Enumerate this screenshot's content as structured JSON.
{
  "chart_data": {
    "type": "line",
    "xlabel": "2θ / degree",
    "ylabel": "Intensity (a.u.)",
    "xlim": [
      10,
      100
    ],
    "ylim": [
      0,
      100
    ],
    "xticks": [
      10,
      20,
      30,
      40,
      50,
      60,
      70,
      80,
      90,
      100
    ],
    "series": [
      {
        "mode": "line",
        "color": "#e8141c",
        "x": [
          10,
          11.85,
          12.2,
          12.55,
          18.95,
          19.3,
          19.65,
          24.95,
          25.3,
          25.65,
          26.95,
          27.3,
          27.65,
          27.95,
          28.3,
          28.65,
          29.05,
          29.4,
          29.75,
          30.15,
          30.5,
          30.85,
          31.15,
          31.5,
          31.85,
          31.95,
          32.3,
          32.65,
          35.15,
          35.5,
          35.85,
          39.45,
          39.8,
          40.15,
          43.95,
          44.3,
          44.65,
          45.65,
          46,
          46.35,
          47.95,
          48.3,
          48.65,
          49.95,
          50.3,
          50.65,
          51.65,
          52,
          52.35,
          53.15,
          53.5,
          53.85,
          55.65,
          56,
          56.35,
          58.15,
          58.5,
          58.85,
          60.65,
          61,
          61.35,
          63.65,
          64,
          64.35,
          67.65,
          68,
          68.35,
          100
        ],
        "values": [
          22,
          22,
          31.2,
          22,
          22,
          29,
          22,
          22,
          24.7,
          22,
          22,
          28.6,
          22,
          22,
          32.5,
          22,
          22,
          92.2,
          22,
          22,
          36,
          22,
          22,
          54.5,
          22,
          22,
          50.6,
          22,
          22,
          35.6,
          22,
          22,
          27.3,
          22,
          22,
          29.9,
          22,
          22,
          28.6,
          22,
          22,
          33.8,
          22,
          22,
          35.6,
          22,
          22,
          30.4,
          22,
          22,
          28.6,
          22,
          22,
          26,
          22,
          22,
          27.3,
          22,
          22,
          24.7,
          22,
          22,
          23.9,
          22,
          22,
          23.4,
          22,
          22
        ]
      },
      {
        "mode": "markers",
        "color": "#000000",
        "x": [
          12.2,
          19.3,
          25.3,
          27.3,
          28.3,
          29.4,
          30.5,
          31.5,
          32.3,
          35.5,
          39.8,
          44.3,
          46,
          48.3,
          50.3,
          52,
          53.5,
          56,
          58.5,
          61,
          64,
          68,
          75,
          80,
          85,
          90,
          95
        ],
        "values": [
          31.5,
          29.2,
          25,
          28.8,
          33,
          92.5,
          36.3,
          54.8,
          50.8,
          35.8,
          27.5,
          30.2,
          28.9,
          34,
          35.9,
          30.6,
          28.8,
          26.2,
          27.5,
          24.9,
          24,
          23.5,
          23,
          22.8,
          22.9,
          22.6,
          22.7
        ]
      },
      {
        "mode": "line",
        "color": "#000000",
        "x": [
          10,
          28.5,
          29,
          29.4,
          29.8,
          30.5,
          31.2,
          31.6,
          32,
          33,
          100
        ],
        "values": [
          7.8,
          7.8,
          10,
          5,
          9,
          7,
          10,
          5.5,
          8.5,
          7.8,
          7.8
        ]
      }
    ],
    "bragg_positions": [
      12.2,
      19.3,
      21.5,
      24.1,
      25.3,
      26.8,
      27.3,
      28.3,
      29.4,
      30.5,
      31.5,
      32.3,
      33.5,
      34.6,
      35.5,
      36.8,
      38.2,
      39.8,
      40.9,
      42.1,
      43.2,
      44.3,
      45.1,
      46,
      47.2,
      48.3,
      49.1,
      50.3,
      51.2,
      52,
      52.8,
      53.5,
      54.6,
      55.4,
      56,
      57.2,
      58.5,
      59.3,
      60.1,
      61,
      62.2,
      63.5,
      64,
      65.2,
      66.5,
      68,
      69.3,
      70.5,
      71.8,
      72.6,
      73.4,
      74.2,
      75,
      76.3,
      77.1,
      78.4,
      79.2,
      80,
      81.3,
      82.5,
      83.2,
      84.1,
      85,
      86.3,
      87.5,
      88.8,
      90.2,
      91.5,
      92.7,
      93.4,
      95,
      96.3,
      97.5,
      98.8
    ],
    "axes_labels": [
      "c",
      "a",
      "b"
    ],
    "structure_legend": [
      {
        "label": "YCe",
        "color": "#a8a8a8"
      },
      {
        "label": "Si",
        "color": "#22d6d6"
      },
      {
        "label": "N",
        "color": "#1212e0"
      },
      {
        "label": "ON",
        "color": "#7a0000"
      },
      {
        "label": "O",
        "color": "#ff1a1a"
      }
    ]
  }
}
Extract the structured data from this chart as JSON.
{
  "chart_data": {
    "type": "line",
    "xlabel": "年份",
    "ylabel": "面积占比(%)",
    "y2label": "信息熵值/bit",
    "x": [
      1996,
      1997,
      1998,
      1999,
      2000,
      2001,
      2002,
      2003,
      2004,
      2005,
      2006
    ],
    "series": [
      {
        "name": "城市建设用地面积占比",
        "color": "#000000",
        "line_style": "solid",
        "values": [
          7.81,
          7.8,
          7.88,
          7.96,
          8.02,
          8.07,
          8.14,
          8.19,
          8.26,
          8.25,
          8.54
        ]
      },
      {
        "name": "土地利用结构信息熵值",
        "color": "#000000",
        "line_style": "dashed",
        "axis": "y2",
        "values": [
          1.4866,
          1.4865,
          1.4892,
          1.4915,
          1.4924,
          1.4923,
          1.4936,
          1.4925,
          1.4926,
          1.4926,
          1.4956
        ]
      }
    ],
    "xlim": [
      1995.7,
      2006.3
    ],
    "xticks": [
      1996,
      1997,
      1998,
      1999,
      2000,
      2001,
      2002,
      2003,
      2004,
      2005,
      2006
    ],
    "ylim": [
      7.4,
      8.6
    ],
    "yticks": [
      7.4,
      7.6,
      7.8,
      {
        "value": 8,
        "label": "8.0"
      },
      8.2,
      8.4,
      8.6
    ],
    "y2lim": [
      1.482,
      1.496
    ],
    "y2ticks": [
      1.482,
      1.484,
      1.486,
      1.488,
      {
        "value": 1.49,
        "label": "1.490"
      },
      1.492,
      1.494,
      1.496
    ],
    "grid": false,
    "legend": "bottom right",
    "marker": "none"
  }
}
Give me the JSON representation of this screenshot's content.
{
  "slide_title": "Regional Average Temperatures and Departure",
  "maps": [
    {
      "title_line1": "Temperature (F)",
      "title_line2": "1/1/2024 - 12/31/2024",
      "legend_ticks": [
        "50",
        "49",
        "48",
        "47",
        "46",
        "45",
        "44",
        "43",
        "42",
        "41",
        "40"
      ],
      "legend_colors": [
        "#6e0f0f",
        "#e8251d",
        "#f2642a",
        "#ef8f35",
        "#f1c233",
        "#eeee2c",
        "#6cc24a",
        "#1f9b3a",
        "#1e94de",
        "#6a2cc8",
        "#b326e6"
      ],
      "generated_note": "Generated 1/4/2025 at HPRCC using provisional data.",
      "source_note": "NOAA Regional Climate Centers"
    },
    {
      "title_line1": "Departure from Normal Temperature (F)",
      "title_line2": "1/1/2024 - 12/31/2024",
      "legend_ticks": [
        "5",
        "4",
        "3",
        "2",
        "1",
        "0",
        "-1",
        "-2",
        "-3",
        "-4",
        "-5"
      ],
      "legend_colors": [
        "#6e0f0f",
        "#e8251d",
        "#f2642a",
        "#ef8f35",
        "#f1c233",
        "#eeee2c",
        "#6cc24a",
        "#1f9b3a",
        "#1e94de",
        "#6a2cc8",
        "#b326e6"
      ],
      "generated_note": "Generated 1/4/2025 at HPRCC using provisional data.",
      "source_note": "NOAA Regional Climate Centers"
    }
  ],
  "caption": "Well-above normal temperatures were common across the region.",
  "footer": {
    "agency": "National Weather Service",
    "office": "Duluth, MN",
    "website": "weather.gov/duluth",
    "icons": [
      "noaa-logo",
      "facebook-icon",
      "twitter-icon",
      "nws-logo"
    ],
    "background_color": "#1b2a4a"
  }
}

·····

**WHAT IS REQUIRED**
Find each line holding the word "screenshot" and copy it.

**ANSWER TO THIS PROBLEM**
Enumerate this screenshot's content as structured JSON.
Give me the JSON representation of this screenshot's content.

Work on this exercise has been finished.